- [Exercise description]: In your copy, repeat the records exactly and leave out the pictures.

(Records excerpted from a collection)
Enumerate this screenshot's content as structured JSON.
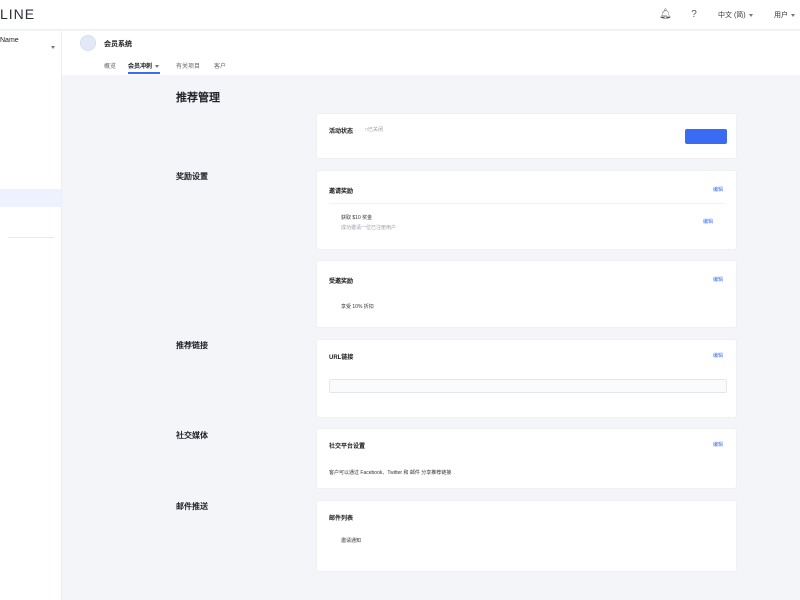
{
  "topbar": {
    "logo": "LINE",
    "lang": "中文 (简)",
    "user": "用户"
  },
  "sidebar": {
    "workspace_name": "Name"
  },
  "header": {
    "system_title": "会员系统",
    "tabs": [
      {
        "label": "概览"
      },
      {
        "label": "会员冲刺"
      },
      {
        "label": "有关项目"
      },
      {
        "label": "客户"
      }
    ]
  },
  "page": {
    "title": "推荐管理"
  },
  "sections": {
    "activation": {
      "card_title": "活动状态",
      "status_tag": "□已关闭"
    },
    "rewards": {
      "title": "奖励设置",
      "inviter_card_title": "邀请奖励",
      "edit_label": "编辑",
      "inviter_item": "获取 $10 奖金",
      "inviter_item_desc": "成功邀请一位已注册用户",
      "invitee_card_title": "受邀奖励",
      "invitee_item": "享受 10% 折扣"
    },
    "referral_link": {
      "title": "推荐链接",
      "card_title": "URL链接",
      "edit_label": "编辑"
    },
    "social": {
      "title": "社交媒体",
      "card_title": "社交平台设置",
      "edit_label": "编辑",
      "card_text": "客户可以通过 Facebook、Twitter 和 邮件 分享推荐链接"
    },
    "email": {
      "title": "邮件推送",
      "card_title": "邮件列表",
      "item_title": "邀请通知"
    }
  },
  "colors": {
    "accent": "#3b6bf2",
    "page_bg": "#f4f5f8",
    "card_bg": "#ffffff"
  }
}
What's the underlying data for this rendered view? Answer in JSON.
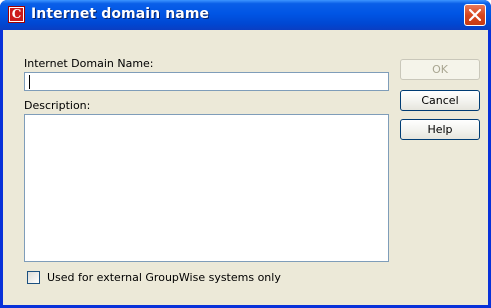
{
  "window": {
    "title": "Internet domain name",
    "app_icon_glyph": "C",
    "close_icon": "close-icon"
  },
  "form": {
    "domain_label": "Internet Domain Name:",
    "domain_value": "",
    "description_label": "Description:",
    "description_value": "",
    "external_checkbox_label": "Used for external GroupWise systems only",
    "external_checked": false
  },
  "buttons": {
    "ok_label": "OK",
    "ok_enabled": false,
    "cancel_label": "Cancel",
    "help_label": "Help"
  },
  "colors": {
    "titlebar": "#0055e5",
    "dialog_face": "#ece9d8",
    "close_button": "#d8461e",
    "input_border": "#7f9db9"
  }
}
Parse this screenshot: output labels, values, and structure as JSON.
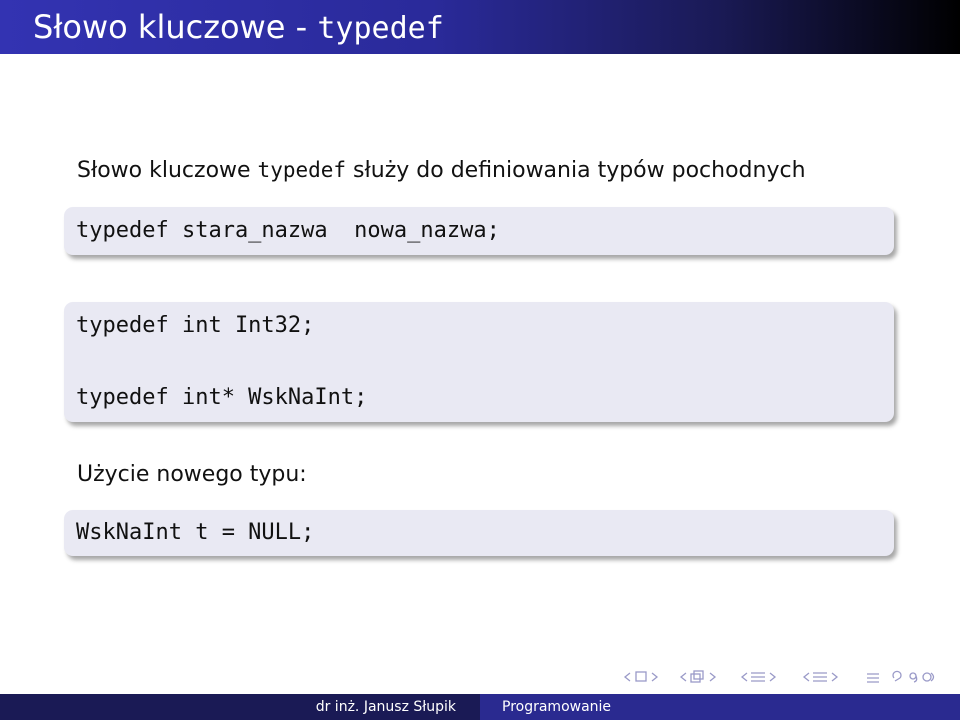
{
  "slide": {
    "title_prefix": "Słowo kluczowe - ",
    "title_keyword": "typedef"
  },
  "intro": {
    "before": "Słowo kluczowe ",
    "keyword": "typedef",
    "after": " służy do definiowania typów pochodnych"
  },
  "syntax_block": {
    "line1": "typedef stara_nazwa  nowa_nazwa;"
  },
  "examples_block": {
    "line1": "typedef int Int32;",
    "line2": "typedef int* WskNaInt;"
  },
  "usage": {
    "label": "Użycie nowego typu:",
    "code": "WskNaInt t = NULL;"
  },
  "navigation": {
    "icons": [
      "frame-prev-icon",
      "frame-next-icon",
      "subsection-prev-icon",
      "subsection-next-icon",
      "section-prev-icon",
      "section-next-icon",
      "align-icon",
      "search-icon"
    ]
  },
  "footer": {
    "author": "dr inż. Janusz Słupik",
    "course": "Programowanie"
  }
}
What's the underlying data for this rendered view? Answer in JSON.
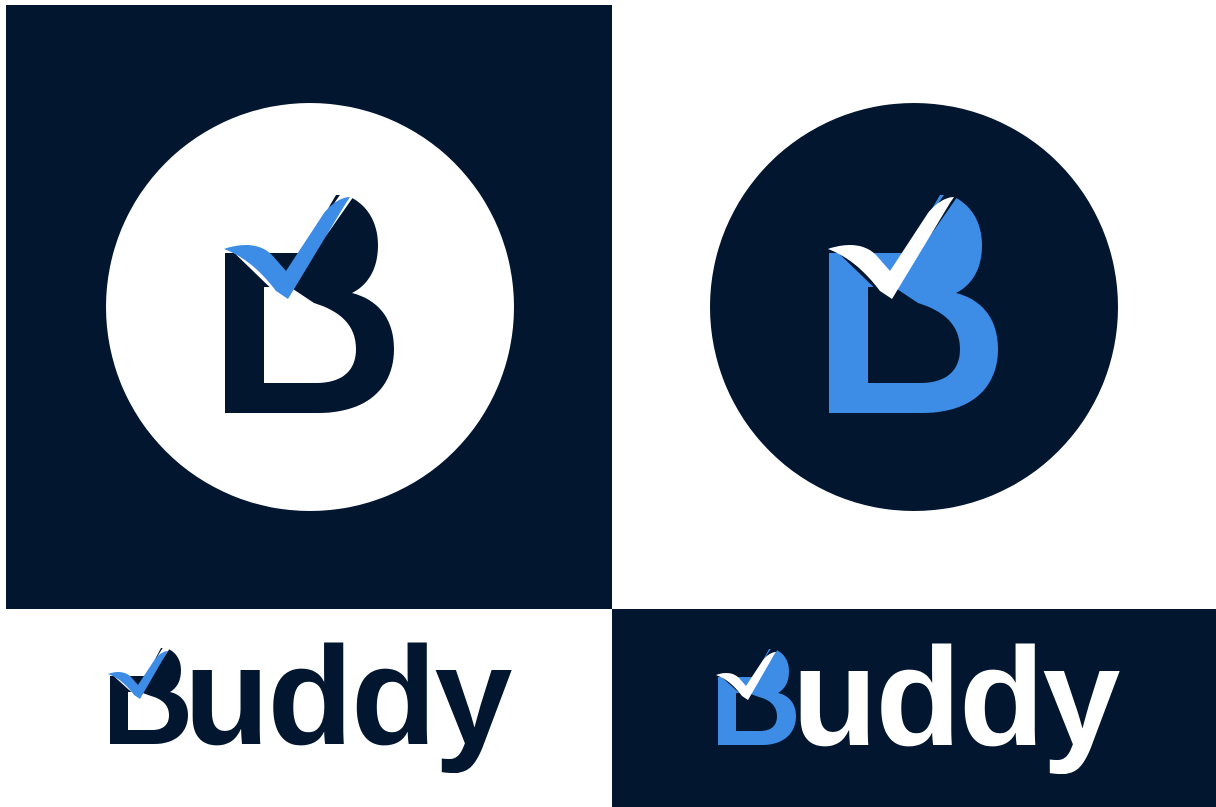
{
  "brand": {
    "wordmark_rest": "uddy",
    "wordmark_full": "Buddy",
    "letter": "B"
  },
  "colors": {
    "navy": "#02162f",
    "blue": "#3d8de6",
    "white": "#ffffff"
  },
  "icons": {
    "monogram": "b-checkmark-icon"
  }
}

- [Exercise response]:
Enumerate this screenshot's content as structured JSON.
{
  "topbar": {
    "logo": "LINE",
    "lang": "中文 (简)",
    "user": "用户"
  },
  "sidebar": {
    "workspace_name": "Name"
  },
  "header": {
    "system_title": "会员系统",
    "tabs": [
      {
        "label": "概览"
      },
      {
        "label": "会员冲刺"
      },
      {
        "label": "有关项目"
      },
      {
        "label": "客户"
      }
    ]
  },
  "page": {
    "title": "推荐管理"
  },
  "sections": {
    "activation": {
      "card_title": "活动状态",
      "status_tag": "□已关闭"
    },
    "rewards": {
      "title": "奖励设置",
      "inviter_card_title": "邀请奖励",
      "edit_label": "编辑",
      "inviter_item": "获取 $10 奖金",
      "inviter_item_desc": "成功邀请一位已注册用户",
      "invitee_card_title": "受邀奖励",
      "invitee_item": "享受 10% 折扣"
    },
    "referral_link": {
      "title": "推荐链接",
      "card_title": "URL链接",
      "edit_label": "编辑"
    },
    "social": {
      "title": "社交媒体",
      "card_title": "社交平台设置",
      "edit_label": "编辑",
      "card_text": "客户可以通过 Facebook、Twitter 和 邮件 分享推荐链接"
    },
    "email": {
      "title": "邮件推送",
      "card_title": "邮件列表",
      "item_title": "邀请通知"
    }
  },
  "colors": {
    "accent": "#3b6bf2",
    "page_bg": "#f4f5f8",
    "card_bg": "#ffffff"
  }
}
What's the underlying data for this rendered view? Answer in JSON.
{
  "window": {
    "title": "Internet domain name",
    "app_icon_glyph": "C",
    "close_icon": "close-icon"
  },
  "form": {
    "domain_label": "Internet Domain Name:",
    "domain_value": "",
    "description_label": "Description:",
    "description_value": "",
    "external_checkbox_label": "Used for external GroupWise systems only",
    "external_checked": false
  },
  "buttons": {
    "ok_label": "OK",
    "ok_enabled": false,
    "cancel_label": "Cancel",
    "help_label": "Help"
  },
  "colors": {
    "titlebar": "#0055e5",
    "dialog_face": "#ece9d8",
    "close_button": "#d8461e",
    "input_border": "#7f9db9"
  }
}
Parse this screenshot: output labels, values, and structure as JSON.
{
  "slide": {
    "title_prefix": "Słowo kluczowe - ",
    "title_keyword": "typedef"
  },
  "intro": {
    "before": "Słowo kluczowe ",
    "keyword": "typedef",
    "after": " służy do definiowania typów pochodnych"
  },
  "syntax_block": {
    "line1": "typedef stara_nazwa  nowa_nazwa;"
  },
  "examples_block": {
    "line1": "typedef int Int32;",
    "line2": "typedef int* WskNaInt;"
  },
  "usage": {
    "label": "Użycie nowego typu:",
    "code": "WskNaInt t = NULL;"
  },
  "navigation": {
    "icons": [
      "frame-prev-icon",
      "frame-next-icon",
      "subsection-prev-icon",
      "subsection-next-icon",
      "section-prev-icon",
      "section-next-icon",
      "align-icon",
      "search-icon"
    ]
  },
  "footer": {
    "author": "dr inż. Janusz Słupik",
    "course": "Programowanie"
  }
}
What's the underlying data for this rendered view? Answer in JSON.
{
  "brand": {
    "wordmark_rest": "uddy",
    "wordmark_full": "Buddy",
    "letter": "B"
  },
  "colors": {
    "navy": "#02162f",
    "blue": "#3d8de6",
    "white": "#ffffff"
  },
  "icons": {
    "monogram": "b-checkmark-icon"
  }
}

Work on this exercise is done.